GIVEN REQUEST ->
Exactly reproduce all the records, keeping pictures out of the copy.

§

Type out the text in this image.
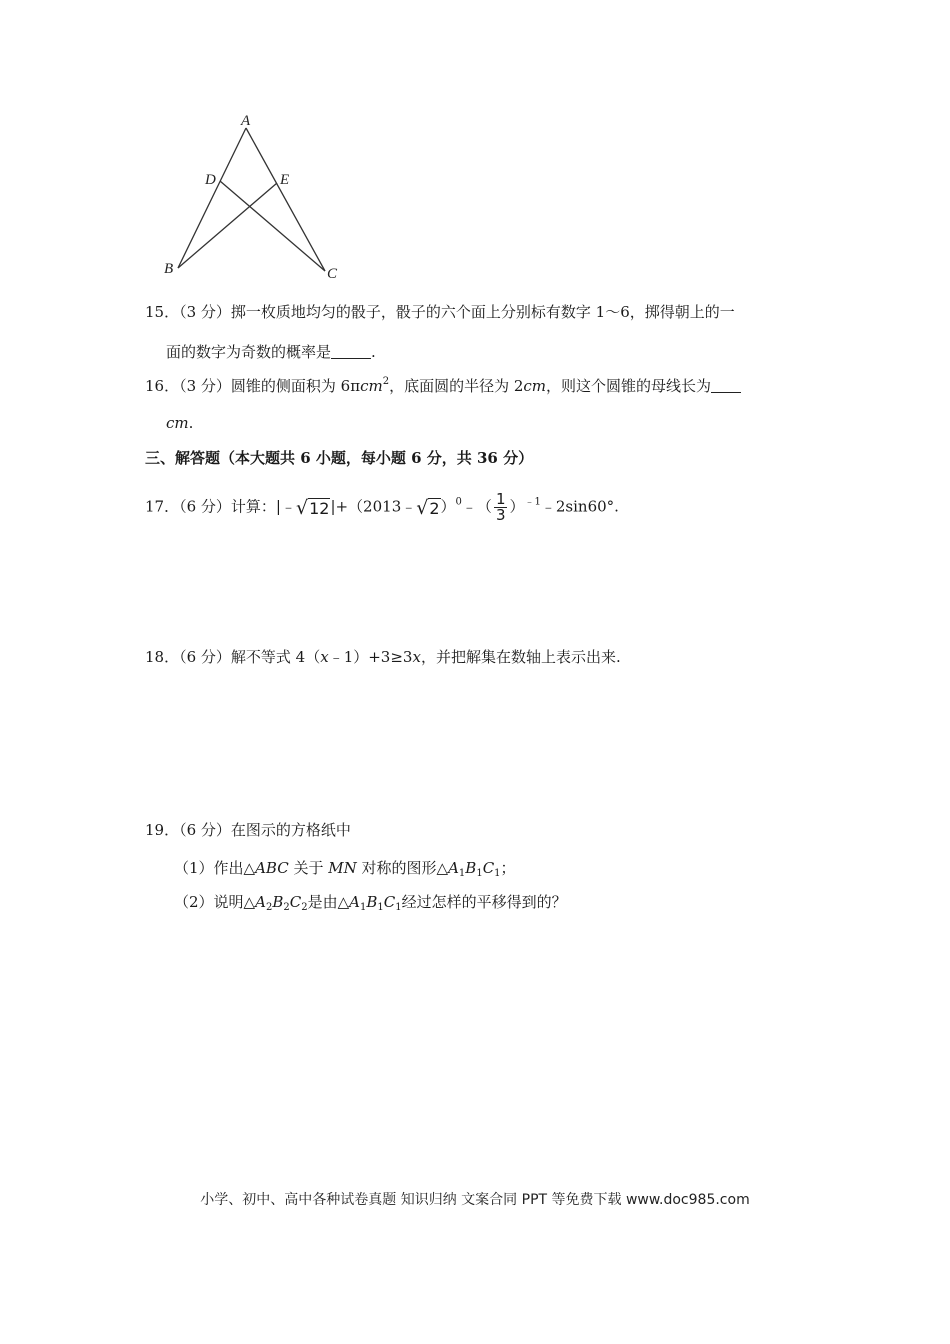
A
D	E
B	C
15．（3 分）掷一枚质地均匀的骰子，骰子的六个面上分别标有数字 1～6，掷得朝上的一
面的数字为奇数的概率是	.
16．（3 分）圆锥的侧面积为 6πcm$^2$，底面圆的半径为 2cm，则这个圆锥的母线长为
cm.
三、解答题（本大题共 6 小题，每小题 6 分，共 36 分）
17．（6 分）计算：|﹣√12|+（2013﹣√2）$^0$﹣（ $\frac{1}{3}$ ）$^{﹣1}$﹣2sin60°.
18．（6 分）解不等式 4（x﹣1）+3≥3x，并把解集在数轴上表示出来.
19．（6 分）在图示的方格纸中
（1）作出△ABC 关于 MN 对称的图形$\triangle A_1B_1C_1$；
（2）说明$\triangle A_2B_2C_2$是由$\triangle A_1B_1C_1$经过怎样的平移得到的？
小学、初中、高中各种试卷真题 知识归纳 文案合同 PPT 等免费下载 www.doc985.com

§

RESPONSE TO THIS EXERCISE ->
Type out the text in this image.
A
D	E
B	C
15．（3 分）掷一枚质地均匀的骰子，骰子的六个面上分别标有数字 1～6，掷得朝上的一
面的数字为奇数的概率是	.
16．（3 分）圆锥的侧面积为 6πcm$^2$，底面圆的半径为 2cm，则这个圆锥的母线长为
cm.
三、解答题（本大题共 6 小题，每小题 6 分，共 36 分）
17．（6 分）计算：|﹣√12|+（2013﹣√2）$^0$﹣（ $\frac{1}{3}$ ）$^{﹣1}$﹣2sin60°.
18．（6 分）解不等式 4（x﹣1）+3≥3x，并把解集在数轴上表示出来.
19．（6 分）在图示的方格纸中
（1）作出△ABC 关于 MN 对称的图形$\triangle A_1B_1C_1$；
（2）说明$\triangle A_2B_2C_2$是由$\triangle A_1B_1C_1$经过怎样的平移得到的？
小学、初中、高中各种试卷真题 知识归纳 文案合同 PPT 等免费下载 www.doc985.com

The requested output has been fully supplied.